▶ [GIVEN PASSAGE]:
- Battle of Piltown: Part of Wars of the Roses
| Date | Summer 1462 |
| Location | Piltown, Ireland |
| Result | Yorkist victory |

Belligerents
- House of York: House of Lancaster

Commanders and leaders
- Earl of Desmond: Earl of Ormond

Strength
- Unknown: Unknown

Casualties and losses
- Unknown: 1,000+

= Battle of Piltown =

Battle in the War of the Roses

The Battle of Piltown took place near Piltown, County Kilkenny in 1462 as part of the Wars of the Roses. It was fought between the supporters of the two leading Irish magnates Thomas FitzGerald, 7th Earl of Desmond, head of the government in Dublin and a committed Yorkist, and John Butler, 6th Earl of Ormond who backed the Lancastrian cause. It ended in decisive victory for Desmond and his Yorkists, with Ormond's army suffering more than a thousand casualties. This effectively ended Lancastrian hopes in Ireland and bolstered FitzGerald control for a further half-century. The Ormonds departed into exile, although they were later pardoned by Edward IV.

▶ [RECORDS]:
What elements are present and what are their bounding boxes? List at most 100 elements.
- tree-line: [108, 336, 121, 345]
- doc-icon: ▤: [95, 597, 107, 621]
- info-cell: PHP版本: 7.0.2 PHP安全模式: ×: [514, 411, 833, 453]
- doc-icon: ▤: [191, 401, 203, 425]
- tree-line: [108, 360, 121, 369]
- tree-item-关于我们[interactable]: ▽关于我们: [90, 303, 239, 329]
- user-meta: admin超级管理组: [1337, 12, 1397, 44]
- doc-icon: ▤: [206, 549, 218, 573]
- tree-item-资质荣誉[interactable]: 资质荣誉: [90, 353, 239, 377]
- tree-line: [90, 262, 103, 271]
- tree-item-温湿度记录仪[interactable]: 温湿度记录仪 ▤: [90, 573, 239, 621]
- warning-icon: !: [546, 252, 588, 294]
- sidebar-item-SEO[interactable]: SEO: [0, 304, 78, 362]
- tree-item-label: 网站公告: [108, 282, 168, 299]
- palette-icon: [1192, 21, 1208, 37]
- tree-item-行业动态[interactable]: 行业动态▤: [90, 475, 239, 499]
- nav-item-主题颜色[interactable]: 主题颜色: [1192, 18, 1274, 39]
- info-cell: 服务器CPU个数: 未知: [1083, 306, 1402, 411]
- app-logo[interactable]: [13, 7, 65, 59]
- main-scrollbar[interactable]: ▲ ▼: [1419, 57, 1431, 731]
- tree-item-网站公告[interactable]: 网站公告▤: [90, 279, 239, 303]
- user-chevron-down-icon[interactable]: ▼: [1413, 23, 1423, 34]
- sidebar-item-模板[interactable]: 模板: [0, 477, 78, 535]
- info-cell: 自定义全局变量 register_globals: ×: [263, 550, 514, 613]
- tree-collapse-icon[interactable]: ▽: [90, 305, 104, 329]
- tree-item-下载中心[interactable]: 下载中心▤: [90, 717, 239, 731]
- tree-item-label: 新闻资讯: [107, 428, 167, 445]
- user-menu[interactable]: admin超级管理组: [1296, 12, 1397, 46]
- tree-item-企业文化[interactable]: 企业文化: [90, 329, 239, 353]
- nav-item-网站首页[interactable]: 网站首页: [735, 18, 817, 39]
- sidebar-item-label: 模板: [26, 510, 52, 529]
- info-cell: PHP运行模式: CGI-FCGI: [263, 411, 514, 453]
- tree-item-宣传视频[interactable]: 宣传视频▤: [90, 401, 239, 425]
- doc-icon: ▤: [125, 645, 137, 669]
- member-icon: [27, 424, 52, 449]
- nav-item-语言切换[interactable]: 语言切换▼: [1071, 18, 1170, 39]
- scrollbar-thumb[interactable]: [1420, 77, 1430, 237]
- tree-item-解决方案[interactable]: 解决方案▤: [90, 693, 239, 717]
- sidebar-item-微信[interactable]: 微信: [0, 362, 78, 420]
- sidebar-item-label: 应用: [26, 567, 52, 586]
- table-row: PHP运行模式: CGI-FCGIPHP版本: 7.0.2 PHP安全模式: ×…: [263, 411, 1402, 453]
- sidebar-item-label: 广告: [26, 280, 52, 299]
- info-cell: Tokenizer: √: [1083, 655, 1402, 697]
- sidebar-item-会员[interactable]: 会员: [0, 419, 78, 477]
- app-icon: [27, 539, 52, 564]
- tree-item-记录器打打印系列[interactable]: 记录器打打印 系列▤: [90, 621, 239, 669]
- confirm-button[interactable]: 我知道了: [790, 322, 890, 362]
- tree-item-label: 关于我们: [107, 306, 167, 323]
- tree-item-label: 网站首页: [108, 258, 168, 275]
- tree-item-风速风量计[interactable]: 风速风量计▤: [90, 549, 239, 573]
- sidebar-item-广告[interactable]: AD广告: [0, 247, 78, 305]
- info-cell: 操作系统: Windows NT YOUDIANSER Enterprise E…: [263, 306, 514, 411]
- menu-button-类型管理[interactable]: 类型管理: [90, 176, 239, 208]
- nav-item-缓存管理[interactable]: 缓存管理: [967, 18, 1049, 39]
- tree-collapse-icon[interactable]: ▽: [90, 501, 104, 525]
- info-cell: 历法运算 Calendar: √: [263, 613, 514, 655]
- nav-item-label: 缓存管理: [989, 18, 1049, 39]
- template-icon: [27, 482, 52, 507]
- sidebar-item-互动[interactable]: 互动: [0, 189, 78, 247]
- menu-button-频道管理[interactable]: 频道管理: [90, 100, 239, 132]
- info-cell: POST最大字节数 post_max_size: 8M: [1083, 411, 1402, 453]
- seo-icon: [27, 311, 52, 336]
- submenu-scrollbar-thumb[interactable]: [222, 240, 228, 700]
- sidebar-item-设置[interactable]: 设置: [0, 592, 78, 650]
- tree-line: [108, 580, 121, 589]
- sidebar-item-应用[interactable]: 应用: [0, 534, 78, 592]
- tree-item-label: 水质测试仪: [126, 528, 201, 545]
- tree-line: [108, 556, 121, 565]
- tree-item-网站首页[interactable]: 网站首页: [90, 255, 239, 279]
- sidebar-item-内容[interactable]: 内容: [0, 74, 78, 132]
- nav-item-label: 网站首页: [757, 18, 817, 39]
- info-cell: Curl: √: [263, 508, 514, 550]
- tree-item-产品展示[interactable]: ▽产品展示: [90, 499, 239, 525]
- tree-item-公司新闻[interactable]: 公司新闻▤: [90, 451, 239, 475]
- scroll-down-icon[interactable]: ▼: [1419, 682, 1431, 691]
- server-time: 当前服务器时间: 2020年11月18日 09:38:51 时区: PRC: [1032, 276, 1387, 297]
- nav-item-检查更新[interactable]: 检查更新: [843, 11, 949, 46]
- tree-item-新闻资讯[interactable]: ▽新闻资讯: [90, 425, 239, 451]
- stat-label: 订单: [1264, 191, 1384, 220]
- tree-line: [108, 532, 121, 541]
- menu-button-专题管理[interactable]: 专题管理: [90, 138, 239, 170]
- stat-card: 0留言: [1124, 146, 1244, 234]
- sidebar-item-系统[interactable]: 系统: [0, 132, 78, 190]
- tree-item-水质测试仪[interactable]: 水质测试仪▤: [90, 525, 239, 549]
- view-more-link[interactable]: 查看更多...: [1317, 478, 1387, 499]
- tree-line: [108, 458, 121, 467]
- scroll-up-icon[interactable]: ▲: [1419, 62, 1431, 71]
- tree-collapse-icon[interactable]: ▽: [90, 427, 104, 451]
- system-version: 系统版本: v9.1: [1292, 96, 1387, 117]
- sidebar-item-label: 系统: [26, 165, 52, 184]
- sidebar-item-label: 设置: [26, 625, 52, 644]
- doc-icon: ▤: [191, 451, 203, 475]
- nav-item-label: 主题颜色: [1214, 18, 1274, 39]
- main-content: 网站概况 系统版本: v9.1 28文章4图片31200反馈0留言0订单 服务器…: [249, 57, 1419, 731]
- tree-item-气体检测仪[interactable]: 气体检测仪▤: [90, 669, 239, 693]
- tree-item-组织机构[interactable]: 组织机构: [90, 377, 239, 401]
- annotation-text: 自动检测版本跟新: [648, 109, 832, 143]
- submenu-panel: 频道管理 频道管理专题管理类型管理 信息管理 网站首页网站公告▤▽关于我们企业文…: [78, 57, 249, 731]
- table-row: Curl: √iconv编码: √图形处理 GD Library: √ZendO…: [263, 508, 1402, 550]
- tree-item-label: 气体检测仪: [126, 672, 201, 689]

▶ [INSTRUCTIONS]:
a) Echo everything in the Battle of Piltown article from "Casualties and losses" down to "by Edward IV.".
b) According to the Battle of Piltown article, how many casualties did Ormond's army suffer?
c) Summarize the Battle of Piltown article in two sentences.
The records have nothing to do with what is asked here.

▶ [SOLUTIONS TO EACH TASK]:
a)
Casualties and losses
- Unknown: 1,000+

= Battle of Piltown =

Battle in the War of the Roses

The Battle of Piltown took place near Piltown, County Kilkenny in 1462 as part of the Wars of the Roses. It was fought between the supporters of the two leading Irish magnates Thomas FitzGerald, 7th Earl of Desmond, head of the government in Dublin and a committed Yorkist, and John Butler, 6th Earl of Ormond who backed the Lancastrian cause. It ended in decisive victory for Desmond and his Yorkists, with Ormond's army suffering more than a thousand casualties. This effectively ended Lancastrian hopes in Ireland and bolstered FitzGerald control for a further half-century. The Ormonds departed into exile, although they were later pardoned by Edward IV.

b) More than a thousand.

c) In 1462, near Piltown in County Kilkenny, the Yorkist Thomas FitzGerald, 7th Earl of Desmond, decisively defeated the Lancastrian John Butler, 6th Earl of Ormond, whose army suffered more than a thousand casualties. The battle effectively ended Lancastrian hopes in Ireland and bolstered FitzGerald control for another half-century, while the Ormonds went into exile before Edward IV later pardoned them.